### TASK OBJECTIVE
Copy out the listing in full, exactly as written, but not its pictures.
#####
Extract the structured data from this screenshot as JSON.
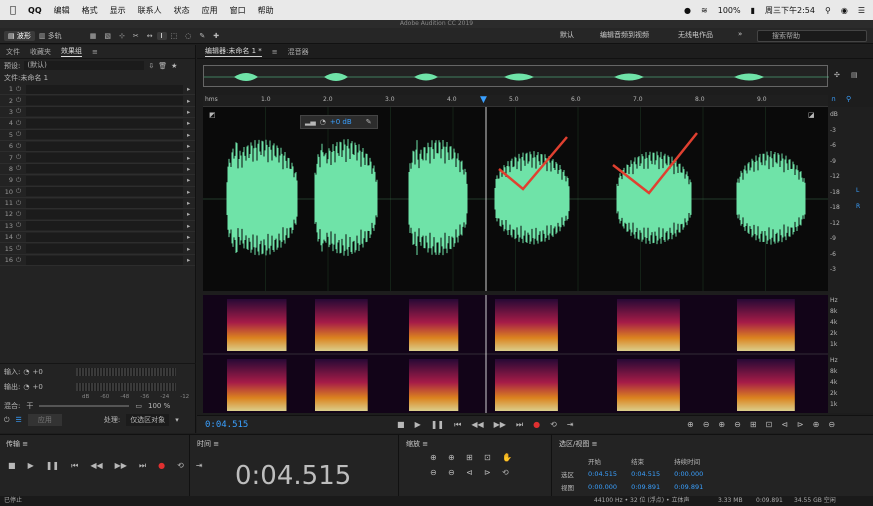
{
  "menubar": {
    "app": "QQ",
    "items": [
      "编辑",
      "格式",
      "显示",
      "联系人",
      "状态",
      "应用",
      "窗口",
      "帮助"
    ],
    "battery": "100%",
    "clock": "周三下午2:54"
  },
  "window_title": "Adobe Audition CC 2019",
  "toolbar": {
    "waveform_label": "波形",
    "multitrack_label": "多轨",
    "workspace_default": "默认",
    "workspace_edit_video": "编辑音频到视频",
    "workspace_radio": "无线电作品",
    "search_placeholder": "搜索帮助"
  },
  "left_panel": {
    "tabs": [
      "文件",
      "收藏夹",
      "效果组"
    ],
    "preset_label": "预设:",
    "preset_value": "(默认)",
    "file_label": "文件:未命名 1",
    "rack_slots": [
      "1",
      "2",
      "3",
      "4",
      "5",
      "6",
      "7",
      "8",
      "9",
      "10",
      "11",
      "12",
      "13",
      "14",
      "15",
      "16"
    ],
    "input_label": "输入:",
    "output_label": "输出:",
    "input_db": "+0",
    "output_db": "+0",
    "meter_ticks": [
      "dB",
      "-60",
      "-48",
      "-36",
      "-24",
      "-12",
      "0"
    ],
    "mix_label": "混合:",
    "mix_dry": "干",
    "mix_wet_pct": "100 %",
    "apply_button": "应用",
    "process_label": "处理:",
    "process_value": "仅选区对象"
  },
  "editor": {
    "tab_editor": "编辑器:未命名 1 *",
    "tab_mixer": "混音器",
    "ruler_unit": "hms",
    "ruler_ticks": [
      "1.0",
      "2.0",
      "3.0",
      "4.0",
      "5.0",
      "6.0",
      "7.0",
      "8.0",
      "9.0"
    ],
    "hud_gain": "+0 dB",
    "db_scale": [
      "dB",
      "-3",
      "-6",
      "-9",
      "-12",
      "-18",
      "-18",
      "-12",
      "-9",
      "-6",
      "-3"
    ],
    "hz_scale_top": [
      "Hz",
      "8k",
      "4k",
      "2k",
      "1k"
    ],
    "hz_scale_bottom": [
      "Hz",
      "8k",
      "4k",
      "2k",
      "1k"
    ],
    "current_time_small": "0:04.515"
  },
  "transport_panel": {
    "title": "传输"
  },
  "time_panel": {
    "title": "时间",
    "current_time": "0:04.515"
  },
  "zoom_panel": {
    "title": "缩放"
  },
  "selection_panel": {
    "title": "选区/视图",
    "col_start": "开始",
    "col_end": "结束",
    "col_duration": "持续时间",
    "row_selection": "选区",
    "row_view": "视图",
    "sel_start": "0:04.515",
    "sel_end": "0:04.515",
    "sel_duration": "0:00.000",
    "view_start": "0:00.000",
    "view_end": "0:09.891",
    "view_duration": "0:09.891"
  },
  "status": {
    "left": "已停止",
    "sample_rate": "44100 Hz • 32 位 (浮点) • 立体声",
    "size": "3.33 MB",
    "duration": "0:09.891",
    "free_space": "34.55 GB 空闲"
  }
}
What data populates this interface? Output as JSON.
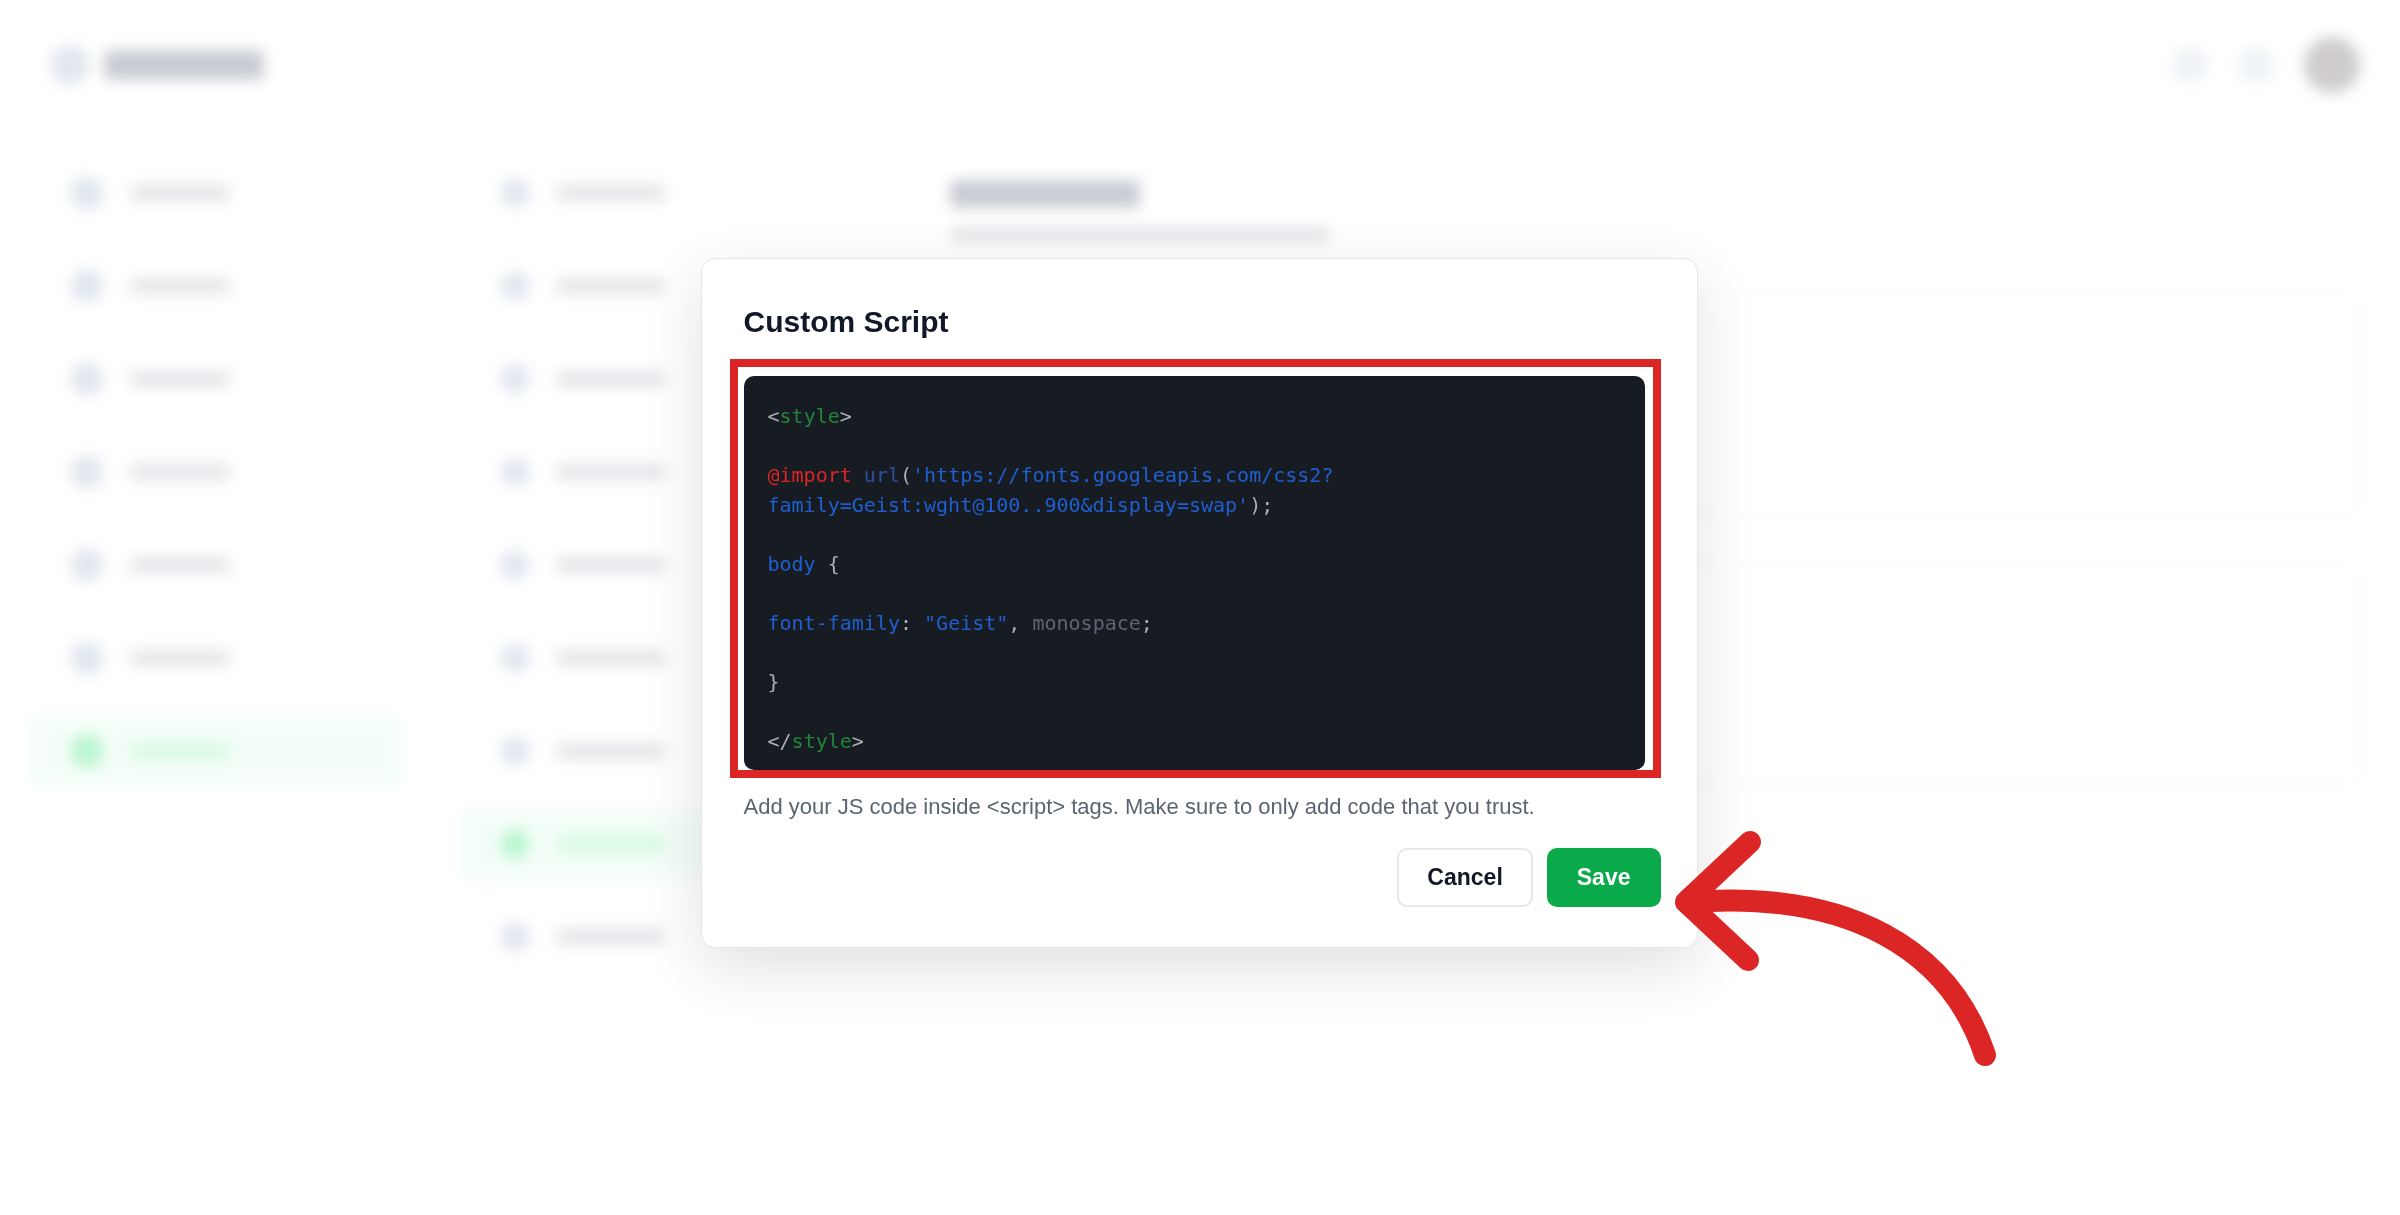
{
  "dialog": {
    "title": "Custom Script",
    "code_lines": [
      [
        {
          "tokens": [
            {
              "text": "<",
              "kind": "punct"
            },
            {
              "text": "style",
              "kind": "tag"
            },
            {
              "text": ">",
              "kind": "punct"
            }
          ]
        }
      ],
      [
        {
          "tokens": [
            {
              "text": "@import",
              "kind": "at"
            },
            {
              "text": " url",
              "kind": "fn"
            },
            {
              "text": "(",
              "kind": "punct"
            },
            {
              "text": "'https://fonts.googleapis.com/css2?",
              "kind": "string"
            }
          ]
        },
        {
          "tokens": [
            {
              "text": "family=Geist:wght@100..900&display=swap'",
              "kind": "string"
            },
            {
              "text": ");",
              "kind": "punct"
            }
          ]
        }
      ],
      [
        {
          "tokens": [
            {
              "text": "body",
              "kind": "string"
            },
            {
              "text": " {",
              "kind": "punct"
            }
          ]
        }
      ],
      [
        {
          "tokens": [
            {
              "text": "font-family",
              "kind": "string"
            },
            {
              "text": ": ",
              "kind": "punct"
            },
            {
              "text": "\"Geist\"",
              "kind": "string"
            },
            {
              "text": ", ",
              "kind": "punct"
            },
            {
              "text": "monospace",
              "kind": "muted"
            },
            {
              "text": ";",
              "kind": "punct"
            }
          ]
        }
      ],
      [
        {
          "tokens": [
            {
              "text": "}",
              "kind": "punct"
            }
          ]
        }
      ],
      [
        {
          "tokens": [
            {
              "text": "</",
              "kind": "punct"
            },
            {
              "text": "style",
              "kind": "tag"
            },
            {
              "text": ">",
              "kind": "punct"
            }
          ]
        }
      ]
    ],
    "highlighted": true,
    "help": "Add your JS code inside <script> tags. Make sure to only add code that you trust.",
    "buttons": [
      {
        "label": "Cancel",
        "kind": "secondary"
      },
      {
        "label": "Save",
        "kind": "primary"
      }
    ]
  }
}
#####
### SOLUTION FOR THIS TASK
Extract the structured data from this screenshot as JSON.
{
  "menubar": {
    "app": "QQ",
    "items": [
      "编辑",
      "格式",
      "显示",
      "联系人",
      "状态",
      "应用",
      "窗口",
      "帮助"
    ],
    "battery": "100%",
    "clock": "周三下午2:54"
  },
  "window_title": "Adobe Audition CC 2019",
  "toolbar": {
    "waveform_label": "波形",
    "multitrack_label": "多轨",
    "workspace_default": "默认",
    "workspace_edit_video": "编辑音频到视频",
    "workspace_radio": "无线电作品",
    "search_placeholder": "搜索帮助"
  },
  "left_panel": {
    "tabs": [
      "文件",
      "收藏夹",
      "效果组"
    ],
    "preset_label": "预设:",
    "preset_value": "(默认)",
    "file_label": "文件:未命名 1",
    "rack_slots": [
      "1",
      "2",
      "3",
      "4",
      "5",
      "6",
      "7",
      "8",
      "9",
      "10",
      "11",
      "12",
      "13",
      "14",
      "15",
      "16"
    ],
    "input_label": "输入:",
    "output_label": "输出:",
    "input_db": "+0",
    "output_db": "+0",
    "meter_ticks": [
      "dB",
      "-60",
      "-48",
      "-36",
      "-24",
      "-12",
      "0"
    ],
    "mix_label": "混合:",
    "mix_dry": "干",
    "mix_wet_pct": "100 %",
    "apply_button": "应用",
    "process_label": "处理:",
    "process_value": "仅选区对象"
  },
  "editor": {
    "tab_editor": "编辑器:未命名 1 *",
    "tab_mixer": "混音器",
    "ruler_unit": "hms",
    "ruler_ticks": [
      "1.0",
      "2.0",
      "3.0",
      "4.0",
      "5.0",
      "6.0",
      "7.0",
      "8.0",
      "9.0"
    ],
    "hud_gain": "+0 dB",
    "db_scale": [
      "dB",
      "-3",
      "-6",
      "-9",
      "-12",
      "-18",
      "-18",
      "-12",
      "-9",
      "-6",
      "-3"
    ],
    "hz_scale_top": [
      "Hz",
      "8k",
      "4k",
      "2k",
      "1k"
    ],
    "hz_scale_bottom": [
      "Hz",
      "8k",
      "4k",
      "2k",
      "1k"
    ],
    "current_time_small": "0:04.515"
  },
  "transport_panel": {
    "title": "传输"
  },
  "time_panel": {
    "title": "时间",
    "current_time": "0:04.515"
  },
  "zoom_panel": {
    "title": "缩放"
  },
  "selection_panel": {
    "title": "选区/视图",
    "col_start": "开始",
    "col_end": "结束",
    "col_duration": "持续时间",
    "row_selection": "选区",
    "row_view": "视图",
    "sel_start": "0:04.515",
    "sel_end": "0:04.515",
    "sel_duration": "0:00.000",
    "view_start": "0:00.000",
    "view_end": "0:09.891",
    "view_duration": "0:09.891"
  },
  "status": {
    "left": "已停止",
    "sample_rate": "44100 Hz • 32 位 (浮点) • 立体声",
    "size": "3.33 MB",
    "duration": "0:09.891",
    "free_space": "34.55 GB 空闲"
  }
}
What data populates this interface? Output as JSON.
{
  "dialog": {
    "title": "Custom Script",
    "code_lines": [
      [
        {
          "tokens": [
            {
              "text": "<",
              "kind": "punct"
            },
            {
              "text": "style",
              "kind": "tag"
            },
            {
              "text": ">",
              "kind": "punct"
            }
          ]
        }
      ],
      [
        {
          "tokens": [
            {
              "text": "@import",
              "kind": "at"
            },
            {
              "text": " url",
              "kind": "fn"
            },
            {
              "text": "(",
              "kind": "punct"
            },
            {
              "text": "'https://fonts.googleapis.com/css2?",
              "kind": "string"
            }
          ]
        },
        {
          "tokens": [
            {
              "text": "family=Geist:wght@100..900&display=swap'",
              "kind": "string"
            },
            {
              "text": ");",
              "kind": "punct"
            }
          ]
        }
      ],
      [
        {
          "tokens": [
            {
              "text": "body",
              "kind": "string"
            },
            {
              "text": " {",
              "kind": "punct"
            }
          ]
        }
      ],
      [
        {
          "tokens": [
            {
              "text": "font-family",
              "kind": "string"
            },
            {
              "text": ": ",
              "kind": "punct"
            },
            {
              "text": "\"Geist\"",
              "kind": "string"
            },
            {
              "text": ", ",
              "kind": "punct"
            },
            {
              "text": "monospace",
              "kind": "muted"
            },
            {
              "text": ";",
              "kind": "punct"
            }
          ]
        }
      ],
      [
        {
          "tokens": [
            {
              "text": "}",
              "kind": "punct"
            }
          ]
        }
      ],
      [
        {
          "tokens": [
            {
              "text": "</",
              "kind": "punct"
            },
            {
              "text": "style",
              "kind": "tag"
            },
            {
              "text": ">",
              "kind": "punct"
            }
          ]
        }
      ]
    ],
    "highlighted": true,
    "help": "Add your JS code inside <script> tags. Make sure to only add code that you trust.",
    "buttons": [
      {
        "label": "Cancel",
        "kind": "secondary"
      },
      {
        "label": "Save",
        "kind": "primary"
      }
    ]
  }
}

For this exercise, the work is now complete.